▸ **TASK DATA**
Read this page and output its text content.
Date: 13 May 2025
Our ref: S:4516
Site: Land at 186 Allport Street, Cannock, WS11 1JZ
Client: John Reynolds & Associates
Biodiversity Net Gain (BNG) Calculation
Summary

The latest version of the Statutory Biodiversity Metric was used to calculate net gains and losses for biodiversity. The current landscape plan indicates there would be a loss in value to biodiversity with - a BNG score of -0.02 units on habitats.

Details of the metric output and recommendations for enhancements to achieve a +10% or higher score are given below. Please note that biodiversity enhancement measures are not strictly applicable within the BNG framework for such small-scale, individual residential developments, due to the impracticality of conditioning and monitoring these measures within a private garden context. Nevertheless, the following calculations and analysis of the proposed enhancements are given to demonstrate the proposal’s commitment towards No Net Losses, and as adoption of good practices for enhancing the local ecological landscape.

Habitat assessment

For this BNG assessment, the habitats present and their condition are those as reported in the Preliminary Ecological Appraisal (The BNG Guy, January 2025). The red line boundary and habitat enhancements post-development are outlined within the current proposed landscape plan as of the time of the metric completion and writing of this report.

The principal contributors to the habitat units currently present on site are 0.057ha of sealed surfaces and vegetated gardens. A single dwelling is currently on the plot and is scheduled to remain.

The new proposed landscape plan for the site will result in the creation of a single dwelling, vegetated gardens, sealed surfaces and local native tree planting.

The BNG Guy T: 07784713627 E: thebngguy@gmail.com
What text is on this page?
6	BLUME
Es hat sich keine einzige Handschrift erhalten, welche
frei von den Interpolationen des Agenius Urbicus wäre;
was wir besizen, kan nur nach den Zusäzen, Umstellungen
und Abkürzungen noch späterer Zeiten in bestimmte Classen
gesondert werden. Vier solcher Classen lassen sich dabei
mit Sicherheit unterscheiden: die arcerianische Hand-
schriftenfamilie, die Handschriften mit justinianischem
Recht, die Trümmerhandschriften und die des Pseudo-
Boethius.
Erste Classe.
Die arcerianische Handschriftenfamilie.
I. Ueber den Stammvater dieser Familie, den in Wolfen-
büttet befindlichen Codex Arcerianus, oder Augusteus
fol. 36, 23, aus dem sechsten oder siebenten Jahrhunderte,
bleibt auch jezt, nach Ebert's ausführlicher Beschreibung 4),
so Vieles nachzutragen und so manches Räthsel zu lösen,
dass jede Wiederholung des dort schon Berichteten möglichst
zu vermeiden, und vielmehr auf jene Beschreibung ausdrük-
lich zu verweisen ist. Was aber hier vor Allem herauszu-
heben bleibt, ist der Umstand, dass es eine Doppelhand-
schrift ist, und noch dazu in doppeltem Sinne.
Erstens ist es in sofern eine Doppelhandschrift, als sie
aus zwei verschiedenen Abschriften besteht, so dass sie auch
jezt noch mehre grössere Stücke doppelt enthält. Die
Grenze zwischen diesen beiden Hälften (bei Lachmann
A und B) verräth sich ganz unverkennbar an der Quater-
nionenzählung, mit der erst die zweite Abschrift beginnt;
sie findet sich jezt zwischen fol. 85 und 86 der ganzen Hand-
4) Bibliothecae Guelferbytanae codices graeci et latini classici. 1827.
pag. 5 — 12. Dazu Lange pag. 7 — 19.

▸ **GOAL**
Lines that hold the word "page" are the ones to return, every one of them.

▸ **SOLUTION FOR THIS EXERCISE**
Read this page and output its text content.
What text is on this page?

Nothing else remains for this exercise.